Task brief: Entries follow. Set all of them down as they stand.

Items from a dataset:
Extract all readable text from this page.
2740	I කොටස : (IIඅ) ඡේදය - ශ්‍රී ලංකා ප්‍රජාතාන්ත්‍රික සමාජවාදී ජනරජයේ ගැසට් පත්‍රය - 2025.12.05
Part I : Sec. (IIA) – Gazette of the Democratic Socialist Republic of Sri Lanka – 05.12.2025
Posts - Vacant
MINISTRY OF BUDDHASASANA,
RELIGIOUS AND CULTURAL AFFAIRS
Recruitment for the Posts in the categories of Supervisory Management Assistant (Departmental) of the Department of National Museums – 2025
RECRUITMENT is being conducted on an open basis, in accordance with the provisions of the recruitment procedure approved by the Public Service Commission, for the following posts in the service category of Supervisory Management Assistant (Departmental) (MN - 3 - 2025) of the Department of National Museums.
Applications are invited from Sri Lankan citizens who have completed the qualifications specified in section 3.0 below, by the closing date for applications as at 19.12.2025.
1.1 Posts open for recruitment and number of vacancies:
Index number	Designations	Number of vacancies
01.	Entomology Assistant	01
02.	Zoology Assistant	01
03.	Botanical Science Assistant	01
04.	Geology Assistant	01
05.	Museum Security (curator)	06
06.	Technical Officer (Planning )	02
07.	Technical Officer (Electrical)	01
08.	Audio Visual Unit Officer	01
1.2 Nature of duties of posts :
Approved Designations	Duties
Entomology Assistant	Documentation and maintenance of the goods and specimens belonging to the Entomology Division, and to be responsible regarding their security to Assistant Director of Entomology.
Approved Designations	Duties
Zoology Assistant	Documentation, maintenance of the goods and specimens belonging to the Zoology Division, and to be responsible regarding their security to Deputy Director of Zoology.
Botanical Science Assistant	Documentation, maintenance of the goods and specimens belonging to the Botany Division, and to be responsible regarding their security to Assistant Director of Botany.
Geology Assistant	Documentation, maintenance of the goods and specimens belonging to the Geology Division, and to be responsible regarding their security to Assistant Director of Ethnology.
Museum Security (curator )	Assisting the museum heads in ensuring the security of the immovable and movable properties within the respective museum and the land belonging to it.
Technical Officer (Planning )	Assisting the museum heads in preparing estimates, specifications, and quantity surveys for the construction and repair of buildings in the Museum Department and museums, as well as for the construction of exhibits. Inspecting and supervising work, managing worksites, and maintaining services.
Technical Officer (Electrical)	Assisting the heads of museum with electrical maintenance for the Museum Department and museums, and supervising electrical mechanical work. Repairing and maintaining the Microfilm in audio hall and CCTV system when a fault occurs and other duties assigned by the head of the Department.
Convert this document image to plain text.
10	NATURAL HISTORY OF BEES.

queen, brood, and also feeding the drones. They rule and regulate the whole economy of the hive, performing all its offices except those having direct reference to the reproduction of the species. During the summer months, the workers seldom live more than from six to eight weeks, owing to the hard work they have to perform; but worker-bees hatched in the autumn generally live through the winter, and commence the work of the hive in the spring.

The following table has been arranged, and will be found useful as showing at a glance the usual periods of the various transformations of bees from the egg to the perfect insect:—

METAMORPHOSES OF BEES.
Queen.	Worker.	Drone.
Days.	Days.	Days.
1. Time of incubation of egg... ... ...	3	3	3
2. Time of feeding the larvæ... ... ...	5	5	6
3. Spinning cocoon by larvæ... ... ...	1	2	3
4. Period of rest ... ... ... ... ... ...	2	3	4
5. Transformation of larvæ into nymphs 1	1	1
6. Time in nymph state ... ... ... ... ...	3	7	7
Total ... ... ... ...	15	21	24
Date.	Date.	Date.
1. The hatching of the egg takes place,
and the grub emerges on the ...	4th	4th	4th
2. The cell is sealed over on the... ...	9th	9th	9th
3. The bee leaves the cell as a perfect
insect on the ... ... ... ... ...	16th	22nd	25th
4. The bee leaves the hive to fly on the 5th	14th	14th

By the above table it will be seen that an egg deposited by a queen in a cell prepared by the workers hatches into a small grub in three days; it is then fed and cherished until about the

Correct output:
Extract all readable text from this page.
2740	I කොටස : (IIඅ) ඡේදය - ශ්‍රී ලංකා ප්‍රජාතාන්ත්‍රික සමාජවාදී ජනරජයේ ගැසට් පත්‍රය - 2025.12.05
Part I : Sec. (IIA) – Gazette of the Democratic Socialist Republic of Sri Lanka – 05.12.2025
Posts - Vacant
MINISTRY OF BUDDHASASANA,
RELIGIOUS AND CULTURAL AFFAIRS
Recruitment for the Posts in the categories of Supervisory Management Assistant (Departmental) of the Department of National Museums – 2025
RECRUITMENT is being conducted on an open basis, in accordance with the provisions of the recruitment procedure approved by the Public Service Commission, for the following posts in the service category of Supervisory Management Assistant (Departmental) (MN - 3 - 2025) of the Department of National Museums.
Applications are invited from Sri Lankan citizens who have completed the qualifications specified in section 3.0 below, by the closing date for applications as at 19.12.2025.
1.1 Posts open for recruitment and number of vacancies:
Index number	Designations	Number of vacancies
01.	Entomology Assistant	01
02.	Zoology Assistant	01
03.	Botanical Science Assistant	01
04.	Geology Assistant	01
05.	Museum Security (curator)	06
06.	Technical Officer (Planning )	02
07.	Technical Officer (Electrical)	01
08.	Audio Visual Unit Officer	01
1.2 Nature of duties of posts :
Approved Designations	Duties
Entomology Assistant	Documentation and maintenance of the goods and specimens belonging to the Entomology Division, and to be responsible regarding their security to Assistant Director of Entomology.
Approved Designations	Duties
Zoology Assistant	Documentation, maintenance of the goods and specimens belonging to the Zoology Division, and to be responsible regarding their security to Deputy Director of Zoology.
Botanical Science Assistant	Documentation, maintenance of the goods and specimens belonging to the Botany Division, and to be responsible regarding their security to Assistant Director of Botany.
Geology Assistant	Documentation, maintenance of the goods and specimens belonging to the Geology Division, and to be responsible regarding their security to Assistant Director of Ethnology.
Museum Security (curator )	Assisting the museum heads in ensuring the security of the immovable and movable properties within the respective museum and the land belonging to it.
Technical Officer (Planning )	Assisting the museum heads in preparing estimates, specifications, and quantity surveys for the construction and repair of buildings in the Museum Department and museums, as well as for the construction of exhibits. Inspecting and supervising work, managing worksites, and maintaining services.
Technical Officer (Electrical)	Assisting the heads of museum with electrical maintenance for the Museum Department and museums, and supervising electrical mechanical work. Repairing and maintaining the Microfilm in audio hall and CCTV system when a fault occurs and other duties assigned by the head of the Department.
Convert this document image to plain text.
10	NATURAL HISTORY OF BEES.

queen, brood, and also feeding the drones. They rule and regulate the whole economy of the hive, performing all its offices except those having direct reference to the reproduction of the species. During the summer months, the workers seldom live more than from six to eight weeks, owing to the hard work they have to perform; but worker-bees hatched in the autumn generally live through the winter, and commence the work of the hive in the spring.

The following table has been arranged, and will be found useful as showing at a glance the usual periods of the various transformations of bees from the egg to the perfect insect:—

METAMORPHOSES OF BEES.
Queen.	Worker.	Drone.
Days.	Days.	Days.
1. Time of incubation of egg... ... ...	3	3	3
2. Time of feeding the larvæ... ... ...	5	5	6
3. Spinning cocoon by larvæ... ... ...	1	2	3
4. Period of rest ... ... ... ... ... ...	2	3	4
5. Transformation of larvæ into nymphs 1	1	1
6. Time in nymph state ... ... ... ... ...	3	7	7
Total ... ... ... ...	15	21	24
Date.	Date.	Date.
1. The hatching of the egg takes place,
and the grub emerges on the ...	4th	4th	4th
2. The cell is sealed over on the... ...	9th	9th	9th
3. The bee leaves the cell as a perfect
insect on the ... ... ... ... ...	16th	22nd	25th
4. The bee leaves the hive to fly on the 5th	14th	14th

By the above table it will be seen that an egg deposited by a queen in a cell prepared by the workers hatches into a small grub in three days; it is then fed and cherished until about the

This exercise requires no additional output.